= What needs to be done =
Retype precisely the section of the data that starts at the line containing "Extract all readable text from this page." and runs to its final line, ends included.

= Records to use =
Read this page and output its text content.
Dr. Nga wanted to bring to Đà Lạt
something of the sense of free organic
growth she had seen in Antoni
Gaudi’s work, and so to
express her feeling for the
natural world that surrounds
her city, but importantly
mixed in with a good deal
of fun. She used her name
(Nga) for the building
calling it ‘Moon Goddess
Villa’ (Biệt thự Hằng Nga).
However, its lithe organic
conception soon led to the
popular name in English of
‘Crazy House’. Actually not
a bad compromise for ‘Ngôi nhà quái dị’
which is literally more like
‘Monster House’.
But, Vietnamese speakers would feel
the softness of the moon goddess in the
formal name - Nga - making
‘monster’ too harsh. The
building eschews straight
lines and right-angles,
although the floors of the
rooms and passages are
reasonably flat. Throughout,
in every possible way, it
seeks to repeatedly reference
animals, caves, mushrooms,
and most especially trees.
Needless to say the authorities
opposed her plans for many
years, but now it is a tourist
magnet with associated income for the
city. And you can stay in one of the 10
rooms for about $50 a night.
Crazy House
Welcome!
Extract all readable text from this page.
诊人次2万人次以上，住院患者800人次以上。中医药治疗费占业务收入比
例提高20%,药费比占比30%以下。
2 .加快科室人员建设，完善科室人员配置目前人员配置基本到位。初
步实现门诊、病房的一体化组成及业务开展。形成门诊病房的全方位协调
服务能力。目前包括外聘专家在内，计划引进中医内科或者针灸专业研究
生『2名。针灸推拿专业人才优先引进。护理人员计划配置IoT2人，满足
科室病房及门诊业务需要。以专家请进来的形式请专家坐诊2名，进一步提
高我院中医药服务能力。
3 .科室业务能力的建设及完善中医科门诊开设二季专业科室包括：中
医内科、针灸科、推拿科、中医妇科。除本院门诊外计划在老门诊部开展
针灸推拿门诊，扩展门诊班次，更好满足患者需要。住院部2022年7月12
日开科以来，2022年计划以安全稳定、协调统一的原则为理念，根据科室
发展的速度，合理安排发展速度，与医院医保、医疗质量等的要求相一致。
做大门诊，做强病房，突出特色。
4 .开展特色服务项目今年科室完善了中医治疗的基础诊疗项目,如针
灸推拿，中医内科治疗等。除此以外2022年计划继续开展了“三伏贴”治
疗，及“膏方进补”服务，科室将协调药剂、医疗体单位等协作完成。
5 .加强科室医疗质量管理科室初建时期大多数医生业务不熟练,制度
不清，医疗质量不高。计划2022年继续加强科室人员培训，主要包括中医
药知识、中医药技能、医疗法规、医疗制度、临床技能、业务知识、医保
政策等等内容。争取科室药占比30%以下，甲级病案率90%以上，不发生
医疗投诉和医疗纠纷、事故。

= Task answer =
Extract all readable text from this page.
诊人次2万人次以上，住院患者800人次以上。中医药治疗费占业务收入比
例提高20%,药费比占比30%以下。
2 .加快科室人员建设，完善科室人员配置目前人员配置基本到位。初
步实现门诊、病房的一体化组成及业务开展。形成门诊病房的全方位协调
服务能力。目前包括外聘专家在内，计划引进中医内科或者针灸专业研究
生『2名。针灸推拿专业人才优先引进。护理人员计划配置IoT2人，满足
科室病房及门诊业务需要。以专家请进来的形式请专家坐诊2名，进一步提
高我院中医药服务能力。
3 .科室业务能力的建设及完善中医科门诊开设二季专业科室包括：中
医内科、针灸科、推拿科、中医妇科。除本院门诊外计划在老门诊部开展
针灸推拿门诊，扩展门诊班次，更好满足患者需要。住院部2022年7月12
日开科以来，2022年计划以安全稳定、协调统一的原则为理念，根据科室
发展的速度，合理安排发展速度，与医院医保、医疗质量等的要求相一致。
做大门诊，做强病房，突出特色。
4 .开展特色服务项目今年科室完善了中医治疗的基础诊疗项目,如针
灸推拿，中医内科治疗等。除此以外2022年计划继续开展了“三伏贴”治
疗，及“膏方进补”服务，科室将协调药剂、医疗体单位等协作完成。
5 .加强科室医疗质量管理科室初建时期大多数医生业务不熟练,制度
不清，医疗质量不高。计划2022年继续加强科室人员培训，主要包括中医
药知识、中医药技能、医疗法规、医疗制度、临床技能、业务知识、医保
政策等等内容。争取科室药占比30%以下，甲级病案率90%以上，不发生
医疗投诉和医疗纠纷、事故。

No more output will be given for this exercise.